__RECORD LIST__

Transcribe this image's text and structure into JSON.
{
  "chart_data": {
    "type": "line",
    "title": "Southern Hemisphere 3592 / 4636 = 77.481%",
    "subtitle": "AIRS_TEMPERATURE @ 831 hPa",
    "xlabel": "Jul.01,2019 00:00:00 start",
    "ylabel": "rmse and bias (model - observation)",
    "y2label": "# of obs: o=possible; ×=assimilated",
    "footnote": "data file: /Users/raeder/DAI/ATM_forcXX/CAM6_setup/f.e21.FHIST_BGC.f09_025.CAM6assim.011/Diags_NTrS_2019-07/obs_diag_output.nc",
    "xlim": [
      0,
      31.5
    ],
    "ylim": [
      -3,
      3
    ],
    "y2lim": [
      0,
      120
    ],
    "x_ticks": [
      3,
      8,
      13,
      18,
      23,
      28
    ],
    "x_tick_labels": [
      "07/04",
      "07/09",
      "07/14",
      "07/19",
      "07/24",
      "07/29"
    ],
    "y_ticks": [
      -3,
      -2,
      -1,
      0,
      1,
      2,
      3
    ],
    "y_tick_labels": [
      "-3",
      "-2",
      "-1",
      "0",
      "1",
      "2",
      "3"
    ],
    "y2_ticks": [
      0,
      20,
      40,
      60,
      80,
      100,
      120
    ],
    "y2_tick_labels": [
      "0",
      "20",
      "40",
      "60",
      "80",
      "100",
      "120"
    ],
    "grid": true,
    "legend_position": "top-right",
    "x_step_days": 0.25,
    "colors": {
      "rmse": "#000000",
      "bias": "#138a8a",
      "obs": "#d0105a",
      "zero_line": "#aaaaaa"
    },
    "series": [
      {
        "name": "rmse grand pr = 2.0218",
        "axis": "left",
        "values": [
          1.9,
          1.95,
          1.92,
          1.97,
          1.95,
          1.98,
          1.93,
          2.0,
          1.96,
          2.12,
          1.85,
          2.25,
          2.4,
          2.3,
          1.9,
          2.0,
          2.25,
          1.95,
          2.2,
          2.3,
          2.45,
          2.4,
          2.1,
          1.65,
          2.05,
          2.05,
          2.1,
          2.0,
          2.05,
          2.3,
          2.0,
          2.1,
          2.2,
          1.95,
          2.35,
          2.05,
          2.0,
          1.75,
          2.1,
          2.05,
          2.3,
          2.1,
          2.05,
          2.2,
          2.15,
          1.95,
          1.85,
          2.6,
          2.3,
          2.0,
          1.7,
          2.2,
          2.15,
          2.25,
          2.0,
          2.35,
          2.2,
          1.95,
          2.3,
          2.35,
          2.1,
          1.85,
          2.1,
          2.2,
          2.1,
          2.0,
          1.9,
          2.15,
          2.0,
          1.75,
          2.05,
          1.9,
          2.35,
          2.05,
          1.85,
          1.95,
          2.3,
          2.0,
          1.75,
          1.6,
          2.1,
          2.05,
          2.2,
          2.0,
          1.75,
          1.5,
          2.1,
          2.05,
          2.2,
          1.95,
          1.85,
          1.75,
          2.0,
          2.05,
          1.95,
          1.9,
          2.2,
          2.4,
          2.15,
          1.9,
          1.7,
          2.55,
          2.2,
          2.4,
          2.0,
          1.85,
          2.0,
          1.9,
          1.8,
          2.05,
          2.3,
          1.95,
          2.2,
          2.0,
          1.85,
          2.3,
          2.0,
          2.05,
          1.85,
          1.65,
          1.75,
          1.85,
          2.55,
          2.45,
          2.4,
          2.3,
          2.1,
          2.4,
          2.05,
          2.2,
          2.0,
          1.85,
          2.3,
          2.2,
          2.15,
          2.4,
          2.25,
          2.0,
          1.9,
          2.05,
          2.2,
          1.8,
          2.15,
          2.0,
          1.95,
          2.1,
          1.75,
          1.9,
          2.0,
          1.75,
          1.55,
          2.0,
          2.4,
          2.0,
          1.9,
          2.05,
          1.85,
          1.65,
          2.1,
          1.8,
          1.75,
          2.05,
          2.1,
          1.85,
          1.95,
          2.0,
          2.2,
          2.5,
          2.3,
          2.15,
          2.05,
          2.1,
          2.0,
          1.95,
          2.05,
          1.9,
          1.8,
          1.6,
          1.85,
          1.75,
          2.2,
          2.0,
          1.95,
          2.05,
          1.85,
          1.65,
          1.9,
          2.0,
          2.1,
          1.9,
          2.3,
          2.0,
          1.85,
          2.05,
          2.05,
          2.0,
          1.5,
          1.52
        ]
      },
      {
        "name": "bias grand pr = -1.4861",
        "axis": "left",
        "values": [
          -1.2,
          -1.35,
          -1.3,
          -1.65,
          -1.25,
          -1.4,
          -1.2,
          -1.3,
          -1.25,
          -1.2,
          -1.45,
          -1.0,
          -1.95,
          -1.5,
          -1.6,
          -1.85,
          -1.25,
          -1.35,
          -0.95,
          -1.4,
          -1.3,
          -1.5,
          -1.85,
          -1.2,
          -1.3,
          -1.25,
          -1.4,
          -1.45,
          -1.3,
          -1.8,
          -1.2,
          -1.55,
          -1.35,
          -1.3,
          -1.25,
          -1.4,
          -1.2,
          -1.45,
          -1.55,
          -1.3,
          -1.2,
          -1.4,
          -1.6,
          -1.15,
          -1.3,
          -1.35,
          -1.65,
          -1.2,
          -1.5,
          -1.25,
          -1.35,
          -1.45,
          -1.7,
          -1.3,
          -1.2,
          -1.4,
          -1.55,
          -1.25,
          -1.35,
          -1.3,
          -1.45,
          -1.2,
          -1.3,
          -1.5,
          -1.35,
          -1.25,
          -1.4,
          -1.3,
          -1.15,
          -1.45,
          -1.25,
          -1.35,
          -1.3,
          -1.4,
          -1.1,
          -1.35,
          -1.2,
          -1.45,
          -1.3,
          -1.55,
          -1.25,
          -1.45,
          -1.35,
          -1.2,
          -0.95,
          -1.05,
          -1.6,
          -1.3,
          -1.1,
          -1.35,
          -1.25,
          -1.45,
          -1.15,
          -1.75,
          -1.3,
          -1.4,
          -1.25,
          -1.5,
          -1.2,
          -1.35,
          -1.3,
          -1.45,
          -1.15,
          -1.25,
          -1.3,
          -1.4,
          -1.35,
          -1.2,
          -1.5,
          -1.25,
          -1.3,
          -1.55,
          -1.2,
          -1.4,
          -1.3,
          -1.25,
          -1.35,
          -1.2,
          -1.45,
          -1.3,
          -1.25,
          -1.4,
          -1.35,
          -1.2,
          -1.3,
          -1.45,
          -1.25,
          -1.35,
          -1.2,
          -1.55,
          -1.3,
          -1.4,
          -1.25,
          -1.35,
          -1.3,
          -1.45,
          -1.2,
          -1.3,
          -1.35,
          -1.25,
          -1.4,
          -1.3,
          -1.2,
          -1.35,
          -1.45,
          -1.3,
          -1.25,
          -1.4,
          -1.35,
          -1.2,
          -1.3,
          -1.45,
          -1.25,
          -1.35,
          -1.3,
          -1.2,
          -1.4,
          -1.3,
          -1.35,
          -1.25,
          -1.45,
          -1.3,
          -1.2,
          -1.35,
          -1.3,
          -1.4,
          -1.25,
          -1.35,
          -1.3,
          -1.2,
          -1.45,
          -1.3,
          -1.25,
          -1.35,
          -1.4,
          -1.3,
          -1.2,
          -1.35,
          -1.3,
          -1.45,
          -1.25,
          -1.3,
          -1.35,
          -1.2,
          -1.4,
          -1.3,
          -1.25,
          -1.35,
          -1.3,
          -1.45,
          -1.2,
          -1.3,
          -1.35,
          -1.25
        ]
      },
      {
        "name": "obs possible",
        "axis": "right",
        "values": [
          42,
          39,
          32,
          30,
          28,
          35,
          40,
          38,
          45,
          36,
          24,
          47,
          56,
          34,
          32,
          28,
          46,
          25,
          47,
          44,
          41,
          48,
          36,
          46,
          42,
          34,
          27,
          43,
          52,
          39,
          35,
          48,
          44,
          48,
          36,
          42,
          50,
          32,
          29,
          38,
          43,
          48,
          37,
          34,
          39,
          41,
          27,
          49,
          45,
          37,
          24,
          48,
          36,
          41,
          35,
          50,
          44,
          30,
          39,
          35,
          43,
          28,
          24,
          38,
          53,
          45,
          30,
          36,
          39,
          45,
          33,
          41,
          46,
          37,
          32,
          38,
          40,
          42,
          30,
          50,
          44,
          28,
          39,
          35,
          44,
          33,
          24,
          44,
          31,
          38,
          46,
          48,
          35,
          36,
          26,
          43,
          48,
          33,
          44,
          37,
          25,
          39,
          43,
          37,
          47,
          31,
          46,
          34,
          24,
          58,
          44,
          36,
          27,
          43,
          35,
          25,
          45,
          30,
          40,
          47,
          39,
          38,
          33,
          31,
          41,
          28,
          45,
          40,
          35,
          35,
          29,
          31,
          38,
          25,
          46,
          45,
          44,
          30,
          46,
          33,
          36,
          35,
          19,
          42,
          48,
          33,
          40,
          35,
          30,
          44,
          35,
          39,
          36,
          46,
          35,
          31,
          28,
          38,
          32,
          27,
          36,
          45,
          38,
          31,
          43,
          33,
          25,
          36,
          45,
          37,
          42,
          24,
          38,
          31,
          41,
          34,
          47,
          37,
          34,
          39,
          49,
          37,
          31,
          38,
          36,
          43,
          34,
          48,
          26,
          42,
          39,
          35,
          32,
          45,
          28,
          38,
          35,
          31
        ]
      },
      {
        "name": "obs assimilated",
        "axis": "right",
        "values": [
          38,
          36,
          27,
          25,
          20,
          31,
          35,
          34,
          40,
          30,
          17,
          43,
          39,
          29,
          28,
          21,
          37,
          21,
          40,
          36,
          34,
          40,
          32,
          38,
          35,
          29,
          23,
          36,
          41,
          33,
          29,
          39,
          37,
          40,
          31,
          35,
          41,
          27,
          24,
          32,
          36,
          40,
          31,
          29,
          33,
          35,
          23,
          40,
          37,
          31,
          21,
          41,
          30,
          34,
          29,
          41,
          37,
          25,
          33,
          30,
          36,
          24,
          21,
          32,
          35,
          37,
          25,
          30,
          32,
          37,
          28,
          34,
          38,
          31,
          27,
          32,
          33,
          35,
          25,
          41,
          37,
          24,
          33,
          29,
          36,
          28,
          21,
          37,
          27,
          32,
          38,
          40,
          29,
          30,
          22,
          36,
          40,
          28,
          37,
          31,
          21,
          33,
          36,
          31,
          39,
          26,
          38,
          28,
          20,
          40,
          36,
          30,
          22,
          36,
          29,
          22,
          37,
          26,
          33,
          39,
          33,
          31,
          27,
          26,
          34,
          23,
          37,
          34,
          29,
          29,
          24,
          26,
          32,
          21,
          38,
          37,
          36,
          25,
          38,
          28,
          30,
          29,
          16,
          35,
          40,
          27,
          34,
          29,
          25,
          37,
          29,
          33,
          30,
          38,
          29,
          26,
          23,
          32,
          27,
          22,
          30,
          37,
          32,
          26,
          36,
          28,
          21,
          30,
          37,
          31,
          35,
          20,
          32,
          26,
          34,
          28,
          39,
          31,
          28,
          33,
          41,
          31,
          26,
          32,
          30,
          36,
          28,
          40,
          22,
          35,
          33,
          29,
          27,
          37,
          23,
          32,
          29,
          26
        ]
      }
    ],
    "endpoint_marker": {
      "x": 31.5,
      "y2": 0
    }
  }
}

__EXERCISE INSTRUCTIONS__
Pick out the lines that include the word "assimilated" and write them out.

__SOLUTION__
    "y2label": "# of obs: o=possible; ×=assimilated",
        "name": "obs assimilated",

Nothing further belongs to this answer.